··· Records shown ···

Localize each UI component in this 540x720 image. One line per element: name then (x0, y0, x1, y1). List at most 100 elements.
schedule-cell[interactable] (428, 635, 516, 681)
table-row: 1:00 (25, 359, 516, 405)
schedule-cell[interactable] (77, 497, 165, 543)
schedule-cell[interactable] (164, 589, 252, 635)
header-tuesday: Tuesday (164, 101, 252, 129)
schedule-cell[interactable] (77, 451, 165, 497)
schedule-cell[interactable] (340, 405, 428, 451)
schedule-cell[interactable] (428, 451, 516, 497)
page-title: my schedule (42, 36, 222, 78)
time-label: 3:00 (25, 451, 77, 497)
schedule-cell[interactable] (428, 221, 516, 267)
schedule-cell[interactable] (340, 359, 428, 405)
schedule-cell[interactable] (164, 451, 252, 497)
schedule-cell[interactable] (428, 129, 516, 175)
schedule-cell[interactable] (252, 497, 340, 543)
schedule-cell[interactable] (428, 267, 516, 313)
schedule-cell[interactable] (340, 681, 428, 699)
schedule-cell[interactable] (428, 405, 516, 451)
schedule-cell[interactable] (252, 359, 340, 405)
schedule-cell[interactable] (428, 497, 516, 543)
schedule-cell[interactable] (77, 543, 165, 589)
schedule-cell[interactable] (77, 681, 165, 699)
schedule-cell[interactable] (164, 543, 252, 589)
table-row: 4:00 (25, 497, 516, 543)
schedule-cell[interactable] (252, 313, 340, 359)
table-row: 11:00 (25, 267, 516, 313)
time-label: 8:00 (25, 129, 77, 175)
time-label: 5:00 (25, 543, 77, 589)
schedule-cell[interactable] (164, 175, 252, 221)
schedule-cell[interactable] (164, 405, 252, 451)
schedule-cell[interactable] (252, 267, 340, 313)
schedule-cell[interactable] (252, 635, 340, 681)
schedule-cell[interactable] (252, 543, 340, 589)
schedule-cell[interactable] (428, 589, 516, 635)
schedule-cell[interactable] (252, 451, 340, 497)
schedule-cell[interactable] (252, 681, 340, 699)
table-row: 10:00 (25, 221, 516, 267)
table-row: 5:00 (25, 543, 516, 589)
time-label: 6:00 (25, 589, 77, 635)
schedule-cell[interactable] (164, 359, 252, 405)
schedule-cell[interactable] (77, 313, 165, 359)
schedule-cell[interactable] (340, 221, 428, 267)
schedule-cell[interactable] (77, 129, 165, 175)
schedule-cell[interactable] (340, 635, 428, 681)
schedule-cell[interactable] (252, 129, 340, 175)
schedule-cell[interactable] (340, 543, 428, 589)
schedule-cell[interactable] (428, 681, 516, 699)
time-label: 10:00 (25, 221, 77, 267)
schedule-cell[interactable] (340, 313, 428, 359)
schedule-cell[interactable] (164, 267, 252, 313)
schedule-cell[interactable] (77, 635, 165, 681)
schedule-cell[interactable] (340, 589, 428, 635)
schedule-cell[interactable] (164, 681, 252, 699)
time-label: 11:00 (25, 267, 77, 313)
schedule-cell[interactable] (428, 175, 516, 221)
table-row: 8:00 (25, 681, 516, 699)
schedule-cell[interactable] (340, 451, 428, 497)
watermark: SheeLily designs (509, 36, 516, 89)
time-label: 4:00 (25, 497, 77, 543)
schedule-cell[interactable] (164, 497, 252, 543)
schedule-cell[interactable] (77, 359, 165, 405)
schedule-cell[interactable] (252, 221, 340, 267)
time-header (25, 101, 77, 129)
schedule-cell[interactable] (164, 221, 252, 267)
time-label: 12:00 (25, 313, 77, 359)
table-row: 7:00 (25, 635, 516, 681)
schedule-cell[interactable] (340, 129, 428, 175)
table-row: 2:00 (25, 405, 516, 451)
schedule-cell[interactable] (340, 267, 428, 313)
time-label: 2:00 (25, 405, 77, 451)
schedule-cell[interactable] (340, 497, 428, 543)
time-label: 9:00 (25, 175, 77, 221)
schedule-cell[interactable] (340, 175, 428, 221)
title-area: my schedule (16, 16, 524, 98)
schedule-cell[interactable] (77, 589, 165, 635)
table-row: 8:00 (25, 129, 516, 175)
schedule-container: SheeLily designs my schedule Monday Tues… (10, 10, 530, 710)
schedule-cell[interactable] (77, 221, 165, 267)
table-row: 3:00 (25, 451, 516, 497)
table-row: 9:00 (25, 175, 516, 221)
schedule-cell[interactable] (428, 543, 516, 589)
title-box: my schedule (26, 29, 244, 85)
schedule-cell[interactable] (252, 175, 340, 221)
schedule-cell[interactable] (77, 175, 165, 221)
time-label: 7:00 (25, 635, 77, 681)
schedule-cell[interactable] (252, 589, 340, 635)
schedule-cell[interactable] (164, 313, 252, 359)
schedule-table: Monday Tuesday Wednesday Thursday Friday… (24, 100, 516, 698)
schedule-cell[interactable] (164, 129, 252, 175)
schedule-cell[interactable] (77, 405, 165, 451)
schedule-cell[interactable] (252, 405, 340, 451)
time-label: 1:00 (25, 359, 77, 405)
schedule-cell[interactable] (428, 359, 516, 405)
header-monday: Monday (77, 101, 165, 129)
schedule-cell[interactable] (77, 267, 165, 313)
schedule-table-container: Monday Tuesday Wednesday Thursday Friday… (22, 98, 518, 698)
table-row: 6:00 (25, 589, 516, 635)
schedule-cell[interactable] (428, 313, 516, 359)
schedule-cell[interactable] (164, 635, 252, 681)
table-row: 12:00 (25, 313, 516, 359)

···

# Objective
Update the records above by replacing every "interactable" with "clickable" and leaving all else unchanged.

# Expected answer
Localize each UI component in this 540x720 image. One line per element: name then (x0, y0, x1, y1). List at most 100 elements.
schedule-cell[clickable] (428, 635, 516, 681)
table-row: 1:00 (25, 359, 516, 405)
schedule-cell[clickable] (77, 497, 165, 543)
schedule-cell[clickable] (164, 589, 252, 635)
header-tuesday: Tuesday (164, 101, 252, 129)
schedule-cell[clickable] (77, 451, 165, 497)
schedule-cell[clickable] (340, 405, 428, 451)
schedule-cell[clickable] (428, 451, 516, 497)
page-title: my schedule (42, 36, 222, 78)
time-label: 3:00 (25, 451, 77, 497)
schedule-cell[clickable] (428, 221, 516, 267)
schedule-cell[clickable] (340, 359, 428, 405)
schedule-cell[clickable] (164, 451, 252, 497)
schedule-cell[clickable] (428, 129, 516, 175)
schedule-cell[clickable] (252, 497, 340, 543)
schedule-cell[clickable] (428, 267, 516, 313)
schedule-cell[clickable] (340, 681, 428, 699)
schedule-cell[clickable] (428, 405, 516, 451)
schedule-cell[clickable] (252, 359, 340, 405)
schedule-cell[clickable] (428, 497, 516, 543)
schedule-cell[clickable] (77, 543, 165, 589)
schedule-cell[clickable] (77, 681, 165, 699)
schedule-cell[clickable] (164, 543, 252, 589)
table-row: 4:00 (25, 497, 516, 543)
schedule-cell[clickable] (252, 313, 340, 359)
table-row: 11:00 (25, 267, 516, 313)
time-label: 8:00 (25, 129, 77, 175)
time-label: 5:00 (25, 543, 77, 589)
schedule-cell[clickable] (164, 175, 252, 221)
schedule-cell[clickable] (164, 405, 252, 451)
schedule-cell[clickable] (252, 267, 340, 313)
schedule-cell[clickable] (252, 635, 340, 681)
schedule-cell[clickable] (252, 543, 340, 589)
schedule-cell[clickable] (428, 589, 516, 635)
schedule-cell[clickable] (252, 451, 340, 497)
schedule-cell[clickable] (252, 681, 340, 699)
table-row: 10:00 (25, 221, 516, 267)
table-row: 5:00 (25, 543, 516, 589)
time-label: 6:00 (25, 589, 77, 635)
schedule-cell[clickable] (164, 359, 252, 405)
schedule-cell[clickable] (77, 313, 165, 359)
schedule-cell[clickable] (340, 221, 428, 267)
schedule-cell[clickable] (77, 129, 165, 175)
schedule-cell[clickable] (340, 635, 428, 681)
schedule-cell[clickable] (252, 129, 340, 175)
schedule-cell[clickable] (340, 543, 428, 589)
schedule-cell[clickable] (428, 681, 516, 699)
time-label: 10:00 (25, 221, 77, 267)
schedule-cell[clickable] (340, 313, 428, 359)
schedule-cell[clickable] (164, 267, 252, 313)
schedule-cell[clickable] (77, 635, 165, 681)
schedule-cell[clickable] (340, 589, 428, 635)
schedule-cell[clickable] (164, 681, 252, 699)
time-label: 11:00 (25, 267, 77, 313)
schedule-cell[clickable] (428, 175, 516, 221)
table-row: 8:00 (25, 681, 516, 699)
schedule-cell[clickable] (340, 451, 428, 497)
watermark: SheeLily designs (509, 36, 516, 89)
time-label: 4:00 (25, 497, 77, 543)
schedule-cell[clickable] (164, 497, 252, 543)
schedule-cell[clickable] (77, 359, 165, 405)
schedule-cell[clickable] (252, 221, 340, 267)
time-header (25, 101, 77, 129)
schedule-cell[clickable] (164, 221, 252, 267)
time-label: 12:00 (25, 313, 77, 359)
table-row: 7:00 (25, 635, 516, 681)
schedule-cell[clickable] (340, 129, 428, 175)
table-row: 2:00 (25, 405, 516, 451)
schedule-cell[clickable] (340, 267, 428, 313)
time-label: 2:00 (25, 405, 77, 451)
schedule-cell[clickable] (340, 497, 428, 543)
time-label: 9:00 (25, 175, 77, 221)
schedule-cell[clickable] (340, 175, 428, 221)
title-area: my schedule (16, 16, 524, 98)
schedule-cell[clickable] (77, 589, 165, 635)
table-row: 8:00 (25, 129, 516, 175)
schedule-container: SheeLily designs my schedule Monday Tues… (10, 10, 530, 710)
schedule-cell[clickable] (77, 221, 165, 267)
table-row: 3:00 (25, 451, 516, 497)
table-row: 9:00 (25, 175, 516, 221)
schedule-cell[clickable] (428, 543, 516, 589)
title-box: my schedule (26, 29, 244, 85)
schedule-cell[clickable] (252, 175, 340, 221)
schedule-cell[clickable] (77, 175, 165, 221)
time-label: 7:00 (25, 635, 77, 681)
schedule-cell[clickable] (252, 589, 340, 635)
schedule-cell[clickable] (164, 313, 252, 359)
schedule-table: Monday Tuesday Wednesday Thursday Friday… (24, 100, 516, 698)
schedule-cell[clickable] (164, 129, 252, 175)
schedule-cell[clickable] (77, 405, 165, 451)
schedule-cell[clickable] (252, 405, 340, 451)
time-label: 1:00 (25, 359, 77, 405)
schedule-cell[clickable] (428, 359, 516, 405)
header-monday: Monday (77, 101, 165, 129)
schedule-cell[clickable] (77, 267, 165, 313)
schedule-table-container: Monday Tuesday Wednesday Thursday Friday… (22, 98, 518, 698)
table-row: 6:00 (25, 589, 516, 635)
schedule-cell[clickable] (428, 313, 516, 359)
schedule-cell[clickable] (164, 635, 252, 681)
table-row: 12:00 (25, 313, 516, 359)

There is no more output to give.